Dataset records:
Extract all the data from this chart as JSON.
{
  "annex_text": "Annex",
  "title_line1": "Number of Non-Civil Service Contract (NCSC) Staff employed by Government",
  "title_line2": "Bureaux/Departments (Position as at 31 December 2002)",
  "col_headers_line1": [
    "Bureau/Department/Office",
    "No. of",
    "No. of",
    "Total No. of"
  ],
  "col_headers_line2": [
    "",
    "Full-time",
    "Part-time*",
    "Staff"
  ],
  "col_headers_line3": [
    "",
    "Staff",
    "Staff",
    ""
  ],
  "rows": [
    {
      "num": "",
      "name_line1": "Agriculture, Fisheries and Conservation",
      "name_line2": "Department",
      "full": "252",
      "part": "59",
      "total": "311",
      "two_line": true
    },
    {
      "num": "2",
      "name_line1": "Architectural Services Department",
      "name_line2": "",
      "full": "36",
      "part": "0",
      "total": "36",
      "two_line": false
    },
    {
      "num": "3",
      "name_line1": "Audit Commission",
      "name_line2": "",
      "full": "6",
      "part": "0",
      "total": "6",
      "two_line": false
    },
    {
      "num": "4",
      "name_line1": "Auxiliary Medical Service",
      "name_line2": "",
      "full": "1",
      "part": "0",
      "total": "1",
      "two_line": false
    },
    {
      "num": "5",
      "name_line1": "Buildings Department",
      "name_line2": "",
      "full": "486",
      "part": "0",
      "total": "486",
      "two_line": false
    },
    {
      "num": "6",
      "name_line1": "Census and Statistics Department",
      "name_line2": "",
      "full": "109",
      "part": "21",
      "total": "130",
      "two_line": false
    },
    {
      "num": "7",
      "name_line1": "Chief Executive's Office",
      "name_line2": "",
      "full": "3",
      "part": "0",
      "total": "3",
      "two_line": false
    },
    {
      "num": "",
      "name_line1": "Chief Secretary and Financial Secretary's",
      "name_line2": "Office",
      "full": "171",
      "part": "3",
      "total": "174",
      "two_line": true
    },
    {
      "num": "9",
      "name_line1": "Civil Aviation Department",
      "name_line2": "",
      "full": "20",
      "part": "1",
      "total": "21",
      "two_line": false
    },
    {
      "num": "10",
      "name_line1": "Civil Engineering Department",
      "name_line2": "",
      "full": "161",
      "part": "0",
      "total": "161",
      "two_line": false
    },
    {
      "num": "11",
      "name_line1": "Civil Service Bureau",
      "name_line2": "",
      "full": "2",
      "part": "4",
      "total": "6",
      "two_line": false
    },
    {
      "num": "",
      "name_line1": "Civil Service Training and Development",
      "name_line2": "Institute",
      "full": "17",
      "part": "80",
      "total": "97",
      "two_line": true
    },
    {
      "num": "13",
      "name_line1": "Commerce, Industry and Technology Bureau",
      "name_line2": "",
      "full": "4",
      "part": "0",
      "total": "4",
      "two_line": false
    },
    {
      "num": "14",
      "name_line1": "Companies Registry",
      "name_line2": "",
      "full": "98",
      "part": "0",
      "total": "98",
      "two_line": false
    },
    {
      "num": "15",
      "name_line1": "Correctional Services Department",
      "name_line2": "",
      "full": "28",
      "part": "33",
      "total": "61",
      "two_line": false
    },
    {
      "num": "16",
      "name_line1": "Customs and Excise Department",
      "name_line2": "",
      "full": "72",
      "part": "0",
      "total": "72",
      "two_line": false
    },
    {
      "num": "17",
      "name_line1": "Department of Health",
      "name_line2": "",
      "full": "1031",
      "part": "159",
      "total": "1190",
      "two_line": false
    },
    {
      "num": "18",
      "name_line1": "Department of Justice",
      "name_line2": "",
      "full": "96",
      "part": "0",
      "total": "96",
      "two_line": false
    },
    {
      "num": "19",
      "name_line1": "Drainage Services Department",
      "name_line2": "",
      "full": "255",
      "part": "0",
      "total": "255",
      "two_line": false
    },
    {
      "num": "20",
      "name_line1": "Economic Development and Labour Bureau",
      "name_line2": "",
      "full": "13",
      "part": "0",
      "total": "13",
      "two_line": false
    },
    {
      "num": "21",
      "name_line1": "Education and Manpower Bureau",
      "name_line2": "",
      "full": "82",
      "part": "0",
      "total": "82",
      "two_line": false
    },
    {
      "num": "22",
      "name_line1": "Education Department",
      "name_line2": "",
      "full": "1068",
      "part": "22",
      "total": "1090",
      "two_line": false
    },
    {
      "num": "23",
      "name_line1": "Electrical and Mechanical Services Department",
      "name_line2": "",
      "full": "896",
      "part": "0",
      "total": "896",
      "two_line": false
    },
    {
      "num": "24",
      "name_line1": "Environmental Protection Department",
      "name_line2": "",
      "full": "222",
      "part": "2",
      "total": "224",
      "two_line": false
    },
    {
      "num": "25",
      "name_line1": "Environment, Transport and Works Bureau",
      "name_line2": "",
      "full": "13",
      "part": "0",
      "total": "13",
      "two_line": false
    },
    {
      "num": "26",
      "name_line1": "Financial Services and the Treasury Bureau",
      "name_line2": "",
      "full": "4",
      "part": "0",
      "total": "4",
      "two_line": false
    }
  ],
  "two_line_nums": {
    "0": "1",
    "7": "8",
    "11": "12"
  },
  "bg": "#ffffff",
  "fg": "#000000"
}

Work instructions:
Copy every line of the entries above in which "Staff" occurs.

Exercise output:
  "title_line1": "Number of Non-Civil Service Contract (NCSC) Staff employed by Government",
    "Staff"
    "Staff",
    "Staff",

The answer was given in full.